*Exercise requirements:* State the number of lines where "Probably" appears. Add nothing else.

[Data items]
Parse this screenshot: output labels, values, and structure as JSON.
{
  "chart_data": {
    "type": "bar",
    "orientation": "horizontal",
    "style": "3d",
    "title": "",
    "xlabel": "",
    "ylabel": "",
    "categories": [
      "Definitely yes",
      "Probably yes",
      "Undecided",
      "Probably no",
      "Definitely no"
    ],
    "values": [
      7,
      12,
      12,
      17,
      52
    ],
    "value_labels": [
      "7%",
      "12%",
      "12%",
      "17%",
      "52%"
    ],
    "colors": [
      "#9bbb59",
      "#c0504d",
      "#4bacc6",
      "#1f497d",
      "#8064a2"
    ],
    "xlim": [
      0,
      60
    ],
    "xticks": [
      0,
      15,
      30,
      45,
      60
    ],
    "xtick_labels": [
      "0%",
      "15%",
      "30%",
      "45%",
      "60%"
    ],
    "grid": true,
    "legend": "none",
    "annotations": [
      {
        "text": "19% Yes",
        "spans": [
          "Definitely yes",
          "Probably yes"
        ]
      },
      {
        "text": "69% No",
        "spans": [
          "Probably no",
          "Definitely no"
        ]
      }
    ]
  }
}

*Exercise output:* 4